▶ Objective
Each line below should be reproduced without any alteration.
======== Raw records ========
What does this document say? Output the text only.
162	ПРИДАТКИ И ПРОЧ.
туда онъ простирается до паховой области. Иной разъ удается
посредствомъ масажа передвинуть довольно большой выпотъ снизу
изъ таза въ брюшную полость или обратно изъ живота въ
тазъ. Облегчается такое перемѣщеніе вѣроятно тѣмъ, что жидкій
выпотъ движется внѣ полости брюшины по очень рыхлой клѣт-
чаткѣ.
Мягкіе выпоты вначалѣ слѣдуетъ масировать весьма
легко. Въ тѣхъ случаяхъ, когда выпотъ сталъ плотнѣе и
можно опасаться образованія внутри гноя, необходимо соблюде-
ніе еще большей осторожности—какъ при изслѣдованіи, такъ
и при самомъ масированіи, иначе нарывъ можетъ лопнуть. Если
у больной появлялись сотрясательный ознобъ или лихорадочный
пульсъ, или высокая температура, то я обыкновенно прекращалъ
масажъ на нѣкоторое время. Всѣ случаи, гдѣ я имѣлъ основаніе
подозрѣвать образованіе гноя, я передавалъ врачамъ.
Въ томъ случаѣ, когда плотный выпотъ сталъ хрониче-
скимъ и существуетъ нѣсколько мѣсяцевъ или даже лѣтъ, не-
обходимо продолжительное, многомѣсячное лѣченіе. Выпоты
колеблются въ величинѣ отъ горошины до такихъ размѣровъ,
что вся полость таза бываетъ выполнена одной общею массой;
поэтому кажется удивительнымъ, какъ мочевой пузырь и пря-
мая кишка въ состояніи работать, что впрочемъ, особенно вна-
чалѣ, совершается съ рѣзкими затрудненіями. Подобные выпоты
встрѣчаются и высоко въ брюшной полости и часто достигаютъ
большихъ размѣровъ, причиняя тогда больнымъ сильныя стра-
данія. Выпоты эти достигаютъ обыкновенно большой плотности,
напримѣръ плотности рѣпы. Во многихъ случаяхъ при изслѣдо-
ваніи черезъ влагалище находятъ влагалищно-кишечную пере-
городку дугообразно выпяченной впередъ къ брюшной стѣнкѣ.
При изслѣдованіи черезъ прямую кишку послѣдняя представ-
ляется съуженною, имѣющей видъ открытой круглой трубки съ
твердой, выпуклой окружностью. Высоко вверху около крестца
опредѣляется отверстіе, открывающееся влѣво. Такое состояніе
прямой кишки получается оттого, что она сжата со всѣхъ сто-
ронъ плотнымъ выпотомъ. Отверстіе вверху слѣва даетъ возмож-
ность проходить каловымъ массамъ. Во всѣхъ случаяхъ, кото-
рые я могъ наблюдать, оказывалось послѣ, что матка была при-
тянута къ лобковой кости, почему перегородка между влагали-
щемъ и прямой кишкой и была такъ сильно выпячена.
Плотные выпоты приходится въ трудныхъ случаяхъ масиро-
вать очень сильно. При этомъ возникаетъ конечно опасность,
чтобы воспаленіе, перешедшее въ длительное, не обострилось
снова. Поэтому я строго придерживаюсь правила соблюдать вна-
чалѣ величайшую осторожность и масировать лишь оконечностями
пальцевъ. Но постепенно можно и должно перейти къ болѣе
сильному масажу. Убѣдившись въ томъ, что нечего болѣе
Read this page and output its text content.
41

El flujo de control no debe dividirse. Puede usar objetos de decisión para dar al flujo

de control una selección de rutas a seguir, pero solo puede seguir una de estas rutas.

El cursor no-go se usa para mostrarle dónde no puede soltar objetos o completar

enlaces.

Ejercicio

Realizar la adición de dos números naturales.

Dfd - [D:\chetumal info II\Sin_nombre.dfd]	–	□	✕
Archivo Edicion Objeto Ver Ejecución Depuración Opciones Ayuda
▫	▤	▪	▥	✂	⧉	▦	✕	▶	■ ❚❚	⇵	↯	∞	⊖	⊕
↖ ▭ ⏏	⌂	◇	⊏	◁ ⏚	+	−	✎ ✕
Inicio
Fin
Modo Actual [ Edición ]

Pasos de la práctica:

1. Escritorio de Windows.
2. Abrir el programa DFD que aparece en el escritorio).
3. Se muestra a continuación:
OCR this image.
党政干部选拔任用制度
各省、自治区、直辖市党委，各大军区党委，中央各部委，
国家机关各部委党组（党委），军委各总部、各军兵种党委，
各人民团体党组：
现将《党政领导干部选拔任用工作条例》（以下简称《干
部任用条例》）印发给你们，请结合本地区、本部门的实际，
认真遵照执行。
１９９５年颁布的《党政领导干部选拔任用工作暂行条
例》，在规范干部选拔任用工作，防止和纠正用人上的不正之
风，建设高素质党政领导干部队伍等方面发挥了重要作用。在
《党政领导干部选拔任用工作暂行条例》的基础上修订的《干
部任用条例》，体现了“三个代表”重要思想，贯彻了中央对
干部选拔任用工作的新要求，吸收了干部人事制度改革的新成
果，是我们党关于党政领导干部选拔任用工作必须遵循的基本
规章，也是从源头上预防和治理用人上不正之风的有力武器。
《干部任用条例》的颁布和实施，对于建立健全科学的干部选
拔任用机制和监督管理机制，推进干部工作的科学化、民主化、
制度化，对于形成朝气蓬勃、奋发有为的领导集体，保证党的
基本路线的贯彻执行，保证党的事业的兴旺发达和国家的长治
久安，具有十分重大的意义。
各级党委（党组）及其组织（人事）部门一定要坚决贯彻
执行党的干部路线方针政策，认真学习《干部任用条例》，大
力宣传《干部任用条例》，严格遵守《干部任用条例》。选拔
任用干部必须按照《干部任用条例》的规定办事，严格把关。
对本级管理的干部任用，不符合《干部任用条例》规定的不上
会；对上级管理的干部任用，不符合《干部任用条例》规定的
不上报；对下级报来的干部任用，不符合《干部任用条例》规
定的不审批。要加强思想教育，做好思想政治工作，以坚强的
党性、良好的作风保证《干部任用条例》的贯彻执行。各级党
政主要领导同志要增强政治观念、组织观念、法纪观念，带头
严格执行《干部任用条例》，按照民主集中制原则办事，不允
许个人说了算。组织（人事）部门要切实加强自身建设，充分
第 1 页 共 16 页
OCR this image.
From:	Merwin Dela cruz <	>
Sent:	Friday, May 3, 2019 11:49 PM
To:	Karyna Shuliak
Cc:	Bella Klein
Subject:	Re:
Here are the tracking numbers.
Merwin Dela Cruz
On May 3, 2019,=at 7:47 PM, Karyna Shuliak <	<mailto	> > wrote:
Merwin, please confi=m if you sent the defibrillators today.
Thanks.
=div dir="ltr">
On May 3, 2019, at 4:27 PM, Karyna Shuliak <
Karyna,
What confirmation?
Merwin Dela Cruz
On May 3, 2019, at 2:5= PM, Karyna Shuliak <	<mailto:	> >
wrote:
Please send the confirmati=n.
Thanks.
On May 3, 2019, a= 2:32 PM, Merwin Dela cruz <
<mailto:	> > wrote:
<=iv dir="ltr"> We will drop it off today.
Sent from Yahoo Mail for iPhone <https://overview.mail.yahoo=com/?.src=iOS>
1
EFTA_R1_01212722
========
▶ Solution
What does this document say? Output the text only.
162	ПРИДАТКИ И ПРОЧ.
туда онъ простирается до паховой области. Иной разъ удается
посредствомъ масажа передвинуть довольно большой выпотъ снизу
изъ таза въ брюшную полость или обратно изъ живота въ
тазъ. Облегчается такое перемѣщеніе вѣроятно тѣмъ, что жидкій
выпотъ движется внѣ полости брюшины по очень рыхлой клѣт-
чаткѣ.
Мягкіе выпоты вначалѣ слѣдуетъ масировать весьма
легко. Въ тѣхъ случаяхъ, когда выпотъ сталъ плотнѣе и
можно опасаться образованія внутри гноя, необходимо соблюде-
ніе еще большей осторожности—какъ при изслѣдованіи, такъ
и при самомъ масированіи, иначе нарывъ можетъ лопнуть. Если
у больной появлялись сотрясательный ознобъ или лихорадочный
пульсъ, или высокая температура, то я обыкновенно прекращалъ
масажъ на нѣкоторое время. Всѣ случаи, гдѣ я имѣлъ основаніе
подозрѣвать образованіе гноя, я передавалъ врачамъ.
Въ томъ случаѣ, когда плотный выпотъ сталъ хрониче-
скимъ и существуетъ нѣсколько мѣсяцевъ или даже лѣтъ, не-
обходимо продолжительное, многомѣсячное лѣченіе. Выпоты
колеблются въ величинѣ отъ горошины до такихъ размѣровъ,
что вся полость таза бываетъ выполнена одной общею массой;
поэтому кажется удивительнымъ, какъ мочевой пузырь и пря-
мая кишка въ состояніи работать, что впрочемъ, особенно вна-
чалѣ, совершается съ рѣзкими затрудненіями. Подобные выпоты
встрѣчаются и высоко въ брюшной полости и часто достигаютъ
большихъ размѣровъ, причиняя тогда больнымъ сильныя стра-
данія. Выпоты эти достигаютъ обыкновенно большой плотности,
напримѣръ плотности рѣпы. Во многихъ случаяхъ при изслѣдо-
ваніи черезъ влагалище находятъ влагалищно-кишечную пере-
городку дугообразно выпяченной впередъ къ брюшной стѣнкѣ.
При изслѣдованіи черезъ прямую кишку послѣдняя представ-
ляется съуженною, имѣющей видъ открытой круглой трубки съ
твердой, выпуклой окружностью. Высоко вверху около крестца
опредѣляется отверстіе, открывающееся влѣво. Такое состояніе
прямой кишки получается оттого, что она сжата со всѣхъ сто-
ронъ плотнымъ выпотомъ. Отверстіе вверху слѣва даетъ возмож-
ность проходить каловымъ массамъ. Во всѣхъ случаяхъ, кото-
рые я могъ наблюдать, оказывалось послѣ, что матка была при-
тянута къ лобковой кости, почему перегородка между влагали-
щемъ и прямой кишкой и была такъ сильно выпячена.
Плотные выпоты приходится въ трудныхъ случаяхъ масиро-
вать очень сильно. При этомъ возникаетъ конечно опасность,
чтобы воспаленіе, перешедшее въ длительное, не обострилось
снова. Поэтому я строго придерживаюсь правила соблюдать вна-
чалѣ величайшую осторожность и масировать лишь оконечностями
пальцевъ. Но постепенно можно и должно перейти къ болѣе
сильному масажу. Убѣдившись въ томъ, что нечего болѣе
Read this page and output its text content.
41

El flujo de control no debe dividirse. Puede usar objetos de decisión para dar al flujo

de control una selección de rutas a seguir, pero solo puede seguir una de estas rutas.

El cursor no-go se usa para mostrarle dónde no puede soltar objetos o completar

enlaces.

Ejercicio

Realizar la adición de dos números naturales.

Dfd - [D:\chetumal info II\Sin_nombre.dfd]	–	□	✕
Archivo Edicion Objeto Ver Ejecución Depuración Opciones Ayuda
▫	▤	▪	▥	✂	⧉	▦	✕	▶	■ ❚❚	⇵	↯	∞	⊖	⊕
↖ ▭ ⏏	⌂	◇	⊏	◁ ⏚	+	−	✎ ✕
Inicio
Fin
Modo Actual [ Edición ]

Pasos de la práctica:

1. Escritorio de Windows.
2. Abrir el programa DFD que aparece en el escritorio).
3. Se muestra a continuación:
OCR this image.
党政干部选拔任用制度
各省、自治区、直辖市党委，各大军区党委，中央各部委，
国家机关各部委党组（党委），军委各总部、各军兵种党委，
各人民团体党组：
现将《党政领导干部选拔任用工作条例》（以下简称《干
部任用条例》）印发给你们，请结合本地区、本部门的实际，
认真遵照执行。
１９９５年颁布的《党政领导干部选拔任用工作暂行条
例》，在规范干部选拔任用工作，防止和纠正用人上的不正之
风，建设高素质党政领导干部队伍等方面发挥了重要作用。在
《党政领导干部选拔任用工作暂行条例》的基础上修订的《干
部任用条例》，体现了“三个代表”重要思想，贯彻了中央对
干部选拔任用工作的新要求，吸收了干部人事制度改革的新成
果，是我们党关于党政领导干部选拔任用工作必须遵循的基本
规章，也是从源头上预防和治理用人上不正之风的有力武器。
《干部任用条例》的颁布和实施，对于建立健全科学的干部选
拔任用机制和监督管理机制，推进干部工作的科学化、民主化、
制度化，对于形成朝气蓬勃、奋发有为的领导集体，保证党的
基本路线的贯彻执行，保证党的事业的兴旺发达和国家的长治
久安，具有十分重大的意义。
各级党委（党组）及其组织（人事）部门一定要坚决贯彻
执行党的干部路线方针政策，认真学习《干部任用条例》，大
力宣传《干部任用条例》，严格遵守《干部任用条例》。选拔
任用干部必须按照《干部任用条例》的规定办事，严格把关。
对本级管理的干部任用，不符合《干部任用条例》规定的不上
会；对上级管理的干部任用，不符合《干部任用条例》规定的
不上报；对下级报来的干部任用，不符合《干部任用条例》规
定的不审批。要加强思想教育，做好思想政治工作，以坚强的
党性、良好的作风保证《干部任用条例》的贯彻执行。各级党
政主要领导同志要增强政治观念、组织观念、法纪观念，带头
严格执行《干部任用条例》，按照民主集中制原则办事，不允
许个人说了算。组织（人事）部门要切实加强自身建设，充分
第 1 页 共 16 页
OCR this image.
From:	Merwin Dela cruz <	>
Sent:	Friday, May 3, 2019 11:49 PM
To:	Karyna Shuliak
Cc:	Bella Klein
Subject:	Re:
Here are the tracking numbers.
Merwin Dela Cruz
On May 3, 2019,=at 7:47 PM, Karyna Shuliak <	<mailto	> > wrote:
Merwin, please confi=m if you sent the defibrillators today.
Thanks.
=div dir="ltr">
On May 3, 2019, at 4:27 PM, Karyna Shuliak <
Karyna,
What confirmation?
Merwin Dela Cruz
On May 3, 2019, at 2:5= PM, Karyna Shuliak <	<mailto:	> >
wrote:
Please send the confirmati=n.
Thanks.
On May 3, 2019, a= 2:32 PM, Merwin Dela cruz <
<mailto:	> > wrote:
<=iv dir="ltr"> We will drop it off today.
Sent from Yahoo Mail for iPhone <https://overview.mail.yahoo=com/?.src=iOS>
1
EFTA_R1_01212722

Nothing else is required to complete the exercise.